*Goal*
In the records below, count every line containing "near". Reply with the number only.

>> start Given data

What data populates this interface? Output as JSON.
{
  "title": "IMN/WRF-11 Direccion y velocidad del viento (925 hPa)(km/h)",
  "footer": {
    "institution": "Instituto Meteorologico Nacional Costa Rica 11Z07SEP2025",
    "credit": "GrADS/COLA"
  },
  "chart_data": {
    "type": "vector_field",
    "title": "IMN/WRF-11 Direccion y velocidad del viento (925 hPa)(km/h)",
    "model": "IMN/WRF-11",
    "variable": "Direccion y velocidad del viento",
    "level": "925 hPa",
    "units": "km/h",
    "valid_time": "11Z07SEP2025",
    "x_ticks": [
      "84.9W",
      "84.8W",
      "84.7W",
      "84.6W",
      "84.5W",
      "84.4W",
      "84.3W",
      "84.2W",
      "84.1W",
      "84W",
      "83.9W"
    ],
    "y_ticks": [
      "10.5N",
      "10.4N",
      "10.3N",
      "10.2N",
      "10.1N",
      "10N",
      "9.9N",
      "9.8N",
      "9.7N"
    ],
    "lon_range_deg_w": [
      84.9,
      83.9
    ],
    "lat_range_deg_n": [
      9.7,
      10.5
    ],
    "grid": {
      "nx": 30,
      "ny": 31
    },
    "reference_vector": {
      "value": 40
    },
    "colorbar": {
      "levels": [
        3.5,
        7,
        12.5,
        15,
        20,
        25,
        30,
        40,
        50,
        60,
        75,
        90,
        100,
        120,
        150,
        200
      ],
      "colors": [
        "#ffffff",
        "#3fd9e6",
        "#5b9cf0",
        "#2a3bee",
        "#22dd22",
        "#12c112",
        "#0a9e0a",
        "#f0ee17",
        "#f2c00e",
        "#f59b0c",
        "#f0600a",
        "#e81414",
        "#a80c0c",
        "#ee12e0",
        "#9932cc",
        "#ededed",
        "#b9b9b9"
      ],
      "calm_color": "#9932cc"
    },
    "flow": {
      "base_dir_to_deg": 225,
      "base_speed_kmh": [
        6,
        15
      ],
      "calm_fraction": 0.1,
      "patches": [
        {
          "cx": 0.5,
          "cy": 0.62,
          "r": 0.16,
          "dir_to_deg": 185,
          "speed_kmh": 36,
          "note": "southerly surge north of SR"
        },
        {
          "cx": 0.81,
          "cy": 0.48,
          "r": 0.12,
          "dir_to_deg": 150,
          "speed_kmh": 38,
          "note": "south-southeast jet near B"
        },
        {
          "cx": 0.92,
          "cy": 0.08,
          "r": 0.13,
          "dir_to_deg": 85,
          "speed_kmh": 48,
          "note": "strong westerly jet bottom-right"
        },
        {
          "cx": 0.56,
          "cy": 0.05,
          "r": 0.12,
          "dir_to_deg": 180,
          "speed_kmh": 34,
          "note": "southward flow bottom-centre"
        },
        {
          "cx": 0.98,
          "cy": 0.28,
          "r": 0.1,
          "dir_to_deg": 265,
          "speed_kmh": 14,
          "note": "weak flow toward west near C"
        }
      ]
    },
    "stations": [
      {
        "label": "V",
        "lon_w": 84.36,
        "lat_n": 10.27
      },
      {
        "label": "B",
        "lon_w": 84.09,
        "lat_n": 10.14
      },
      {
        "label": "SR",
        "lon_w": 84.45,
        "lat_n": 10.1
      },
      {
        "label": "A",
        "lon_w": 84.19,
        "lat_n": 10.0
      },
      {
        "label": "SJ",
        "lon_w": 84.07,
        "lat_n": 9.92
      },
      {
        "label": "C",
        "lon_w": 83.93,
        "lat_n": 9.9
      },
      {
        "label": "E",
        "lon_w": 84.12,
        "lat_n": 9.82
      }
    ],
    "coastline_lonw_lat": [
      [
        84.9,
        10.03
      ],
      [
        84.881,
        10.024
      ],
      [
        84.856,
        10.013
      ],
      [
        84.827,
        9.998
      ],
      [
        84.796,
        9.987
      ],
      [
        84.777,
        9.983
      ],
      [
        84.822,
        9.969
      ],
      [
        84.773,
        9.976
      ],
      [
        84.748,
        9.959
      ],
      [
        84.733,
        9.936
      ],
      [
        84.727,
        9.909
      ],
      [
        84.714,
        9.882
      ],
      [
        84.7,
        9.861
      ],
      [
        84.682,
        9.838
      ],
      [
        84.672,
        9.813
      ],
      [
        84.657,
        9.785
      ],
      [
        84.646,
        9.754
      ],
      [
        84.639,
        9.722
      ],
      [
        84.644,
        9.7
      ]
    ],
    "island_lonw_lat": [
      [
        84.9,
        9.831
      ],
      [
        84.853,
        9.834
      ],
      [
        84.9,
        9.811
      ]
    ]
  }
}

>> end Given data

*Solution below*
2